[Your instructions]
In your answer, print each of the records below exactly.

[Raw data]
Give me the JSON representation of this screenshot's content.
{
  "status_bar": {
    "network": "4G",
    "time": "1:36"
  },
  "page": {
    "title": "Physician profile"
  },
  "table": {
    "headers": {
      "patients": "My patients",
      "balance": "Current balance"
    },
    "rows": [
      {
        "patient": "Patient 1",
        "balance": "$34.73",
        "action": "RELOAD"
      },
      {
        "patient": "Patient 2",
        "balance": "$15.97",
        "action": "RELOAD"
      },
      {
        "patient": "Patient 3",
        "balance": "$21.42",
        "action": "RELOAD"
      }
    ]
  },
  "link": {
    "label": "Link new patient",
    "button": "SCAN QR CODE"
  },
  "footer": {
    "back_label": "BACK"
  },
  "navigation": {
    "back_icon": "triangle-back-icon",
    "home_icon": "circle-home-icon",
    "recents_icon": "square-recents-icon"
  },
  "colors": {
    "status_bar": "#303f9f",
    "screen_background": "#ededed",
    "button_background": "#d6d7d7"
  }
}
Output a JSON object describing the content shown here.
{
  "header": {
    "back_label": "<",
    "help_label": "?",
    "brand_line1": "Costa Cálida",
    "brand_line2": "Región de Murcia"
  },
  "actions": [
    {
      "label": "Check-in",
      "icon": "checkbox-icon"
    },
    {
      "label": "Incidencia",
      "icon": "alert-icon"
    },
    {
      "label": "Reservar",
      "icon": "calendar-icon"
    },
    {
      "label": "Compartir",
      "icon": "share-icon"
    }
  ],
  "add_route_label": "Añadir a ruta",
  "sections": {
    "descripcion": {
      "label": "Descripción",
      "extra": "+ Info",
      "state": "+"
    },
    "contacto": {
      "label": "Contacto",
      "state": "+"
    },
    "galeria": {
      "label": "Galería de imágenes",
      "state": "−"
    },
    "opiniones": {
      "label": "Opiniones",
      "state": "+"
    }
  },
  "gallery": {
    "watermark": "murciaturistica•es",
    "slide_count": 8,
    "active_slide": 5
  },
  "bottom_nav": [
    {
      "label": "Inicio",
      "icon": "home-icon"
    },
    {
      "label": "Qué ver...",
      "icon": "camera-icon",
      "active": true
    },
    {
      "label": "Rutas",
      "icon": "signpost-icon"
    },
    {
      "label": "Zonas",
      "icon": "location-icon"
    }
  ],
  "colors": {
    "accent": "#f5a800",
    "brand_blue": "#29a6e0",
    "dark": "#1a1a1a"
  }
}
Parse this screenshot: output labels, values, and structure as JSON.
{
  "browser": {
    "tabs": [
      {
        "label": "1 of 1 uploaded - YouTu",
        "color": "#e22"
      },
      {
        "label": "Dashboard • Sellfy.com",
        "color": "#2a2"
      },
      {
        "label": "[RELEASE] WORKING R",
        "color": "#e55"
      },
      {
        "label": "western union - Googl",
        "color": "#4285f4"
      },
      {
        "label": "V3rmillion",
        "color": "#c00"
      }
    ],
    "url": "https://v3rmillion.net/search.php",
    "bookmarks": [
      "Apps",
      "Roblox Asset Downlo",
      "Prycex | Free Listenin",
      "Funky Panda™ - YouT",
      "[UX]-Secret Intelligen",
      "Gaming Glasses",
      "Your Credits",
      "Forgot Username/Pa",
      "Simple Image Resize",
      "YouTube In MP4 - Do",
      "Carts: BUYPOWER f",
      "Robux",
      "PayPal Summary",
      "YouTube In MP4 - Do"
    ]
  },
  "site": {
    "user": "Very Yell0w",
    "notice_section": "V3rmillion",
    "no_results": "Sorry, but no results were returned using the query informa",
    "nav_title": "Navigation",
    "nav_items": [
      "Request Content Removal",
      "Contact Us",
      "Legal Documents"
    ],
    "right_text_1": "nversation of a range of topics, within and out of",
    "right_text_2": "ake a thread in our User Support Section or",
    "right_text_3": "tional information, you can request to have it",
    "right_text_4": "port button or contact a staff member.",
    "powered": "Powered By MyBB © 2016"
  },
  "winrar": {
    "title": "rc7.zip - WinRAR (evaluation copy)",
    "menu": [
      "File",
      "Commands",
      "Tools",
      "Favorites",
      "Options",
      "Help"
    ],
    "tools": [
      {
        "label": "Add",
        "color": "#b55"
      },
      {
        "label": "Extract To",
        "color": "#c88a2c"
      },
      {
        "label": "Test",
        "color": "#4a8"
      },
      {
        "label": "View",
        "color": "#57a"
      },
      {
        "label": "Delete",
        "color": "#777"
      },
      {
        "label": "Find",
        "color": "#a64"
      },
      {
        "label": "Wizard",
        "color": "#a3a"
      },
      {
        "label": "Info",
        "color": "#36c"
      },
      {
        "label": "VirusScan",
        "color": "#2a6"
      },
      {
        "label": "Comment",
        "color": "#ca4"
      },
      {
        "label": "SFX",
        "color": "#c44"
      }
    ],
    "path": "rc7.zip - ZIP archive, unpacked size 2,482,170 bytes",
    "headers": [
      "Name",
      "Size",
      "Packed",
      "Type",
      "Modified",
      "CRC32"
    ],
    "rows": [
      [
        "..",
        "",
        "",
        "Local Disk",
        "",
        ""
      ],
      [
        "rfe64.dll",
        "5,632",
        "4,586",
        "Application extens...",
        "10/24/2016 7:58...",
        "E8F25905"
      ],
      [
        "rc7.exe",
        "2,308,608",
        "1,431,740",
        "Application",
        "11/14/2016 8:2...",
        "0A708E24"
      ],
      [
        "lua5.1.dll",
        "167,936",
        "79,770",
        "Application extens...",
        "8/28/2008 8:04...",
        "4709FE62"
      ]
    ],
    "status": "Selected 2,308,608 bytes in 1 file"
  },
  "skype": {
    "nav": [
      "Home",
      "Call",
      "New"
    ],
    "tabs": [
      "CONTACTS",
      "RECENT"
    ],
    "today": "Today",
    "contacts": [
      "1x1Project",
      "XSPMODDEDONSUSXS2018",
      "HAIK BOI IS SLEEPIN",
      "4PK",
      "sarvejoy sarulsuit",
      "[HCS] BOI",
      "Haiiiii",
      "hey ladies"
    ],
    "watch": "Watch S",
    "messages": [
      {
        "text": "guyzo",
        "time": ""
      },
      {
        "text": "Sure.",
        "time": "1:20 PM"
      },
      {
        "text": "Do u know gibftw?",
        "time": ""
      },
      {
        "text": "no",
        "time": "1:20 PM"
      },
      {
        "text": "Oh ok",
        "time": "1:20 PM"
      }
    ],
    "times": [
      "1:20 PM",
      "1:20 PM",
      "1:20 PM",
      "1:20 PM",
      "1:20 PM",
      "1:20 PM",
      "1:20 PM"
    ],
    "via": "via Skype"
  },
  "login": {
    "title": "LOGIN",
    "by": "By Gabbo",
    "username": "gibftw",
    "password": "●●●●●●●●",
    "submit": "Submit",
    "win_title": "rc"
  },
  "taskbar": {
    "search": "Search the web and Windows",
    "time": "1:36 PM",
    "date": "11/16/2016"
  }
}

[Task answer]
Give me the JSON representation of this screenshot's content.
{
  "status_bar": {
    "network": "4G",
    "time": "1:36"
  },
  "page": {
    "title": "Physician profile"
  },
  "table": {
    "headers": {
      "patients": "My patients",
      "balance": "Current balance"
    },
    "rows": [
      {
        "patient": "Patient 1",
        "balance": "$34.73",
        "action": "RELOAD"
      },
      {
        "patient": "Patient 2",
        "balance": "$15.97",
        "action": "RELOAD"
      },
      {
        "patient": "Patient 3",
        "balance": "$21.42",
        "action": "RELOAD"
      }
    ]
  },
  "link": {
    "label": "Link new patient",
    "button": "SCAN QR CODE"
  },
  "footer": {
    "back_label": "BACK"
  },
  "navigation": {
    "back_icon": "triangle-back-icon",
    "home_icon": "circle-home-icon",
    "recents_icon": "square-recents-icon"
  },
  "colors": {
    "status_bar": "#303f9f",
    "screen_background": "#ededed",
    "button_background": "#d6d7d7"
  }
}
Output a JSON object describing the content shown here.
{
  "header": {
    "back_label": "<",
    "help_label": "?",
    "brand_line1": "Costa Cálida",
    "brand_line2": "Región de Murcia"
  },
  "actions": [
    {
      "label": "Check-in",
      "icon": "checkbox-icon"
    },
    {
      "label": "Incidencia",
      "icon": "alert-icon"
    },
    {
      "label": "Reservar",
      "icon": "calendar-icon"
    },
    {
      "label": "Compartir",
      "icon": "share-icon"
    }
  ],
  "add_route_label": "Añadir a ruta",
  "sections": {
    "descripcion": {
      "label": "Descripción",
      "extra": "+ Info",
      "state": "+"
    },
    "contacto": {
      "label": "Contacto",
      "state": "+"
    },
    "galeria": {
      "label": "Galería de imágenes",
      "state": "−"
    },
    "opiniones": {
      "label": "Opiniones",
      "state": "+"
    }
  },
  "gallery": {
    "watermark": "murciaturistica•es",
    "slide_count": 8,
    "active_slide": 5
  },
  "bottom_nav": [
    {
      "label": "Inicio",
      "icon": "home-icon"
    },
    {
      "label": "Qué ver...",
      "icon": "camera-icon",
      "active": true
    },
    {
      "label": "Rutas",
      "icon": "signpost-icon"
    },
    {
      "label": "Zonas",
      "icon": "location-icon"
    }
  ],
  "colors": {
    "accent": "#f5a800",
    "brand_blue": "#29a6e0",
    "dark": "#1a1a1a"
  }
}
Parse this screenshot: output labels, values, and structure as JSON.
{
  "browser": {
    "tabs": [
      {
        "label": "1 of 1 uploaded - YouTu",
        "color": "#e22"
      },
      {
        "label": "Dashboard • Sellfy.com",
        "color": "#2a2"
      },
      {
        "label": "[RELEASE] WORKING R",
        "color": "#e55"
      },
      {
        "label": "western union - Googl",
        "color": "#4285f4"
      },
      {
        "label": "V3rmillion",
        "color": "#c00"
      }
    ],
    "url": "https://v3rmillion.net/search.php",
    "bookmarks": [
      "Apps",
      "Roblox Asset Downlo",
      "Prycex | Free Listenin",
      "Funky Panda™ - YouT",
      "[UX]-Secret Intelligen",
      "Gaming Glasses",
      "Your Credits",
      "Forgot Username/Pa",
      "Simple Image Resize",
      "YouTube In MP4 - Do",
      "Carts: BUYPOWER f",
      "Robux",
      "PayPal Summary",
      "YouTube In MP4 - Do"
    ]
  },
  "site": {
    "user": "Very Yell0w",
    "notice_section": "V3rmillion",
    "no_results": "Sorry, but no results were returned using the query informa",
    "nav_title": "Navigation",
    "nav_items": [
      "Request Content Removal",
      "Contact Us",
      "Legal Documents"
    ],
    "right_text_1": "nversation of a range of topics, within and out of",
    "right_text_2": "ake a thread in our User Support Section or",
    "right_text_3": "tional information, you can request to have it",
    "right_text_4": "port button or contact a staff member.",
    "powered": "Powered By MyBB © 2016"
  },
  "winrar": {
    "title": "rc7.zip - WinRAR (evaluation copy)",
    "menu": [
      "File",
      "Commands",
      "Tools",
      "Favorites",
      "Options",
      "Help"
    ],
    "tools": [
      {
        "label": "Add",
        "color": "#b55"
      },
      {
        "label": "Extract To",
        "color": "#c88a2c"
      },
      {
        "label": "Test",
        "color": "#4a8"
      },
      {
        "label": "View",
        "color": "#57a"
      },
      {
        "label": "Delete",
        "color": "#777"
      },
      {
        "label": "Find",
        "color": "#a64"
      },
      {
        "label": "Wizard",
        "color": "#a3a"
      },
      {
        "label": "Info",
        "color": "#36c"
      },
      {
        "label": "VirusScan",
        "color": "#2a6"
      },
      {
        "label": "Comment",
        "color": "#ca4"
      },
      {
        "label": "SFX",
        "color": "#c44"
      }
    ],
    "path": "rc7.zip - ZIP archive, unpacked size 2,482,170 bytes",
    "headers": [
      "Name",
      "Size",
      "Packed",
      "Type",
      "Modified",
      "CRC32"
    ],
    "rows": [
      [
        "..",
        "",
        "",
        "Local Disk",
        "",
        ""
      ],
      [
        "rfe64.dll",
        "5,632",
        "4,586",
        "Application extens...",
        "10/24/2016 7:58...",
        "E8F25905"
      ],
      [
        "rc7.exe",
        "2,308,608",
        "1,431,740",
        "Application",
        "11/14/2016 8:2...",
        "0A708E24"
      ],
      [
        "lua5.1.dll",
        "167,936",
        "79,770",
        "Application extens...",
        "8/28/2008 8:04...",
        "4709FE62"
      ]
    ],
    "status": "Selected 2,308,608 bytes in 1 file"
  },
  "skype": {
    "nav": [
      "Home",
      "Call",
      "New"
    ],
    "tabs": [
      "CONTACTS",
      "RECENT"
    ],
    "today": "Today",
    "contacts": [
      "1x1Project",
      "XSPMODDEDONSUSXS2018",
      "HAIK BOI IS SLEEPIN",
      "4PK",
      "sarvejoy sarulsuit",
      "[HCS] BOI",
      "Haiiiii",
      "hey ladies"
    ],
    "watch": "Watch S",
    "messages": [
      {
        "text": "guyzo",
        "time": ""
      },
      {
        "text": "Sure.",
        "time": "1:20 PM"
      },
      {
        "text": "Do u know gibftw?",
        "time": ""
      },
      {
        "text": "no",
        "time": "1:20 PM"
      },
      {
        "text": "Oh ok",
        "time": "1:20 PM"
      }
    ],
    "times": [
      "1:20 PM",
      "1:20 PM",
      "1:20 PM",
      "1:20 PM",
      "1:20 PM",
      "1:20 PM",
      "1:20 PM"
    ],
    "via": "via Skype"
  },
  "login": {
    "title": "LOGIN",
    "by": "By Gabbo",
    "username": "gibftw",
    "password": "●●●●●●●●",
    "submit": "Submit",
    "win_title": "rc"
  },
  "taskbar": {
    "search": "Search the web and Windows",
    "time": "1:36 PM",
    "date": "11/16/2016"
  }
}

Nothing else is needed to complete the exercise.